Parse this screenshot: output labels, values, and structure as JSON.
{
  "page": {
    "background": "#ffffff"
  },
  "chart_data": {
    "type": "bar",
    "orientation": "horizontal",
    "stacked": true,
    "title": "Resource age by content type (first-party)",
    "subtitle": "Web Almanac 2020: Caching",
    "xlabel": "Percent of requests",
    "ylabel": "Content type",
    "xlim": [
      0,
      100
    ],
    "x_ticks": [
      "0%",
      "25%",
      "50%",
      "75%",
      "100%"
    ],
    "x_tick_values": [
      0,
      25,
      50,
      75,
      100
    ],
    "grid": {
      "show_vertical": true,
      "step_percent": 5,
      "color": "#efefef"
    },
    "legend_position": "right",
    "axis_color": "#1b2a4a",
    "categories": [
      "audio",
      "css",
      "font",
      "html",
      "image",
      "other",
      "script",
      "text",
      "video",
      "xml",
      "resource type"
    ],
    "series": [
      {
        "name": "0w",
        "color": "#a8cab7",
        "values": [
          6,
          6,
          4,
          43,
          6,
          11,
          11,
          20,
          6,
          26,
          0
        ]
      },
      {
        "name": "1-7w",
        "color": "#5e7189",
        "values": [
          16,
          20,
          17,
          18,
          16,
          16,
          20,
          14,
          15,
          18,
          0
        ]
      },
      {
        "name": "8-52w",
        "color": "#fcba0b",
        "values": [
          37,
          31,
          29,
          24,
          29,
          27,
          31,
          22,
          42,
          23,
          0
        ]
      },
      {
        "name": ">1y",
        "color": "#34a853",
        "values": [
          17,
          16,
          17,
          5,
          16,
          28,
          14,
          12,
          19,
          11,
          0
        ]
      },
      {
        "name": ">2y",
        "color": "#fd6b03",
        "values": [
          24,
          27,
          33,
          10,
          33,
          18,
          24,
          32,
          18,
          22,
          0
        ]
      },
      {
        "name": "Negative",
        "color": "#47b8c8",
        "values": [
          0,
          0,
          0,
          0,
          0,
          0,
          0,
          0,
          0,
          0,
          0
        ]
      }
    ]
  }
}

────

**EXERCISE REQUIREMENTS**
Each of the records should be retyped exactly.

**FULL SOLUTION**
Parse this screenshot: output labels, values, and structure as JSON.
{
  "page": {
    "background": "#ffffff"
  },
  "chart_data": {
    "type": "bar",
    "orientation": "horizontal",
    "stacked": true,
    "title": "Resource age by content type (first-party)",
    "subtitle": "Web Almanac 2020: Caching",
    "xlabel": "Percent of requests",
    "ylabel": "Content type",
    "xlim": [
      0,
      100
    ],
    "x_ticks": [
      "0%",
      "25%",
      "50%",
      "75%",
      "100%"
    ],
    "x_tick_values": [
      0,
      25,
      50,
      75,
      100
    ],
    "grid": {
      "show_vertical": true,
      "step_percent": 5,
      "color": "#efefef"
    },
    "legend_position": "right",
    "axis_color": "#1b2a4a",
    "categories": [
      "audio",
      "css",
      "font",
      "html",
      "image",
      "other",
      "script",
      "text",
      "video",
      "xml",
      "resource type"
    ],
    "series": [
      {
        "name": "0w",
        "color": "#a8cab7",
        "values": [
          6,
          6,
          4,
          43,
          6,
          11,
          11,
          20,
          6,
          26,
          0
        ]
      },
      {
        "name": "1-7w",
        "color": "#5e7189",
        "values": [
          16,
          20,
          17,
          18,
          16,
          16,
          20,
          14,
          15,
          18,
          0
        ]
      },
      {
        "name": "8-52w",
        "color": "#fcba0b",
        "values": [
          37,
          31,
          29,
          24,
          29,
          27,
          31,
          22,
          42,
          23,
          0
        ]
      },
      {
        "name": ">1y",
        "color": "#34a853",
        "values": [
          17,
          16,
          17,
          5,
          16,
          28,
          14,
          12,
          19,
          11,
          0
        ]
      },
      {
        "name": ">2y",
        "color": "#fd6b03",
        "values": [
          24,
          27,
          33,
          10,
          33,
          18,
          24,
          32,
          18,
          22,
          0
        ]
      },
      {
        "name": "Negative",
        "color": "#47b8c8",
        "values": [
          0,
          0,
          0,
          0,
          0,
          0,
          0,
          0,
          0,
          0,
          0
        ]
      }
    ]
  }
}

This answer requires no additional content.